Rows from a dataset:

.....

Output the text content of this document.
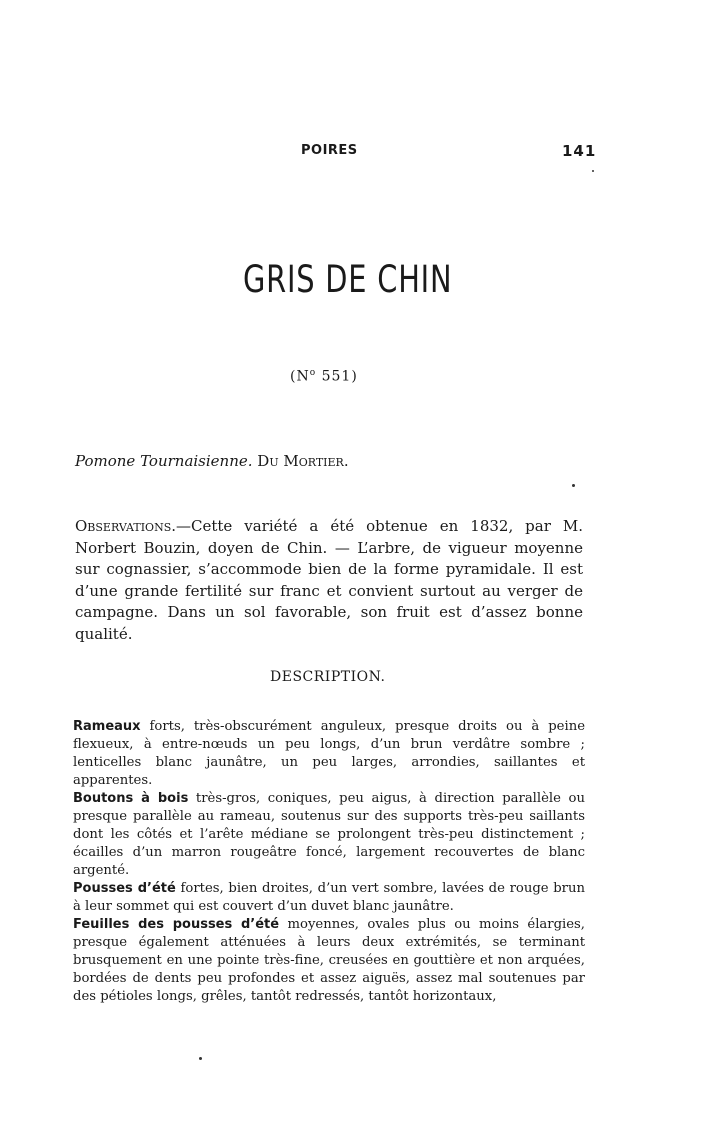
POIRES	141
GRIS DE CHIN
($N^o$ 551)
Pomone Tournaisienne. Du Mortier.
Observations.—Cette variété a été obtenue en 1832, par M. Norbert Bouzin, doyen de Chin. — L’arbre, de vigueur moyenne sur cognassier, s’accommode bien de la forme pyramidale. Il est d’une grande fertilité sur franc et convient surtout au verger de campagne. Dans un sol favorable, son fruit est d’assez bonne qualité.
DESCRIPTION.

Rameaux forts, très-obscurément anguleux, presque droits ou à peine flexueux, à entre-nœuds un peu longs, d’un brun verdâtre sombre ; lenticelles blanc jaunâtre, un peu larges, arrondies, saillantes et apparentes.

Boutons à bois très-gros, coniques, peu aigus, à direction parallèle ou presque parallèle au rameau, soutenus sur des supports très-peu saillants dont les côtés et l’arête médiane se prolongent très-peu distinctement ; écailles d’un marron rougeâtre foncé, largement recouvertes de blanc argenté.

Pousses d’été fortes, bien droites, d’un vert sombre, lavées de rouge brun à leur sommet qui est couvert d’un duvet blanc jaunâtre.

Feuilles des pousses d’été moyennes, ovales plus ou moins élargies, presque également atténuées à leurs deux extrémités, se terminant brusquement en une pointe très-fine, creusées en gouttière et non arquées, bordées de dents peu profondes et assez aiguës, assez mal soutenues par des pétioles longs, grêles, tantôt redressés, tantôt horizontaux,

.....

## Task prompt
All of the data needs repeating exactly, but the pictures do not.

## Result for this task
Output the text content of this document.
POIRES	141
GRIS DE CHIN
($N^o$ 551)
Pomone Tournaisienne. Du Mortier.
Observations.—Cette variété a été obtenue en 1832, par M. Norbert Bouzin, doyen de Chin. — L’arbre, de vigueur moyenne sur cognassier, s’accommode bien de la forme pyramidale. Il est d’une grande fertilité sur franc et convient surtout au verger de campagne. Dans un sol favorable, son fruit est d’assez bonne qualité.
DESCRIPTION.

Rameaux forts, très-obscurément anguleux, presque droits ou à peine flexueux, à entre-nœuds un peu longs, d’un brun verdâtre sombre ; lenticelles blanc jaunâtre, un peu larges, arrondies, saillantes et apparentes.

Boutons à bois très-gros, coniques, peu aigus, à direction parallèle ou presque parallèle au rameau, soutenus sur des supports très-peu saillants dont les côtés et l’arête médiane se prolongent très-peu distinctement ; écailles d’un marron rougeâtre foncé, largement recouvertes de blanc argenté.

Pousses d’été fortes, bien droites, d’un vert sombre, lavées de rouge brun à leur sommet qui est couvert d’un duvet blanc jaunâtre.

Feuilles des pousses d’été moyennes, ovales plus ou moins élargies, presque également atténuées à leurs deux extrémités, se terminant brusquement en une pointe très-fine, creusées en gouttière et non arquées, bordées de dents peu profondes et assez aiguës, assez mal soutenues par des pétioles longs, grêles, tantôt redressés, tantôt horizontaux,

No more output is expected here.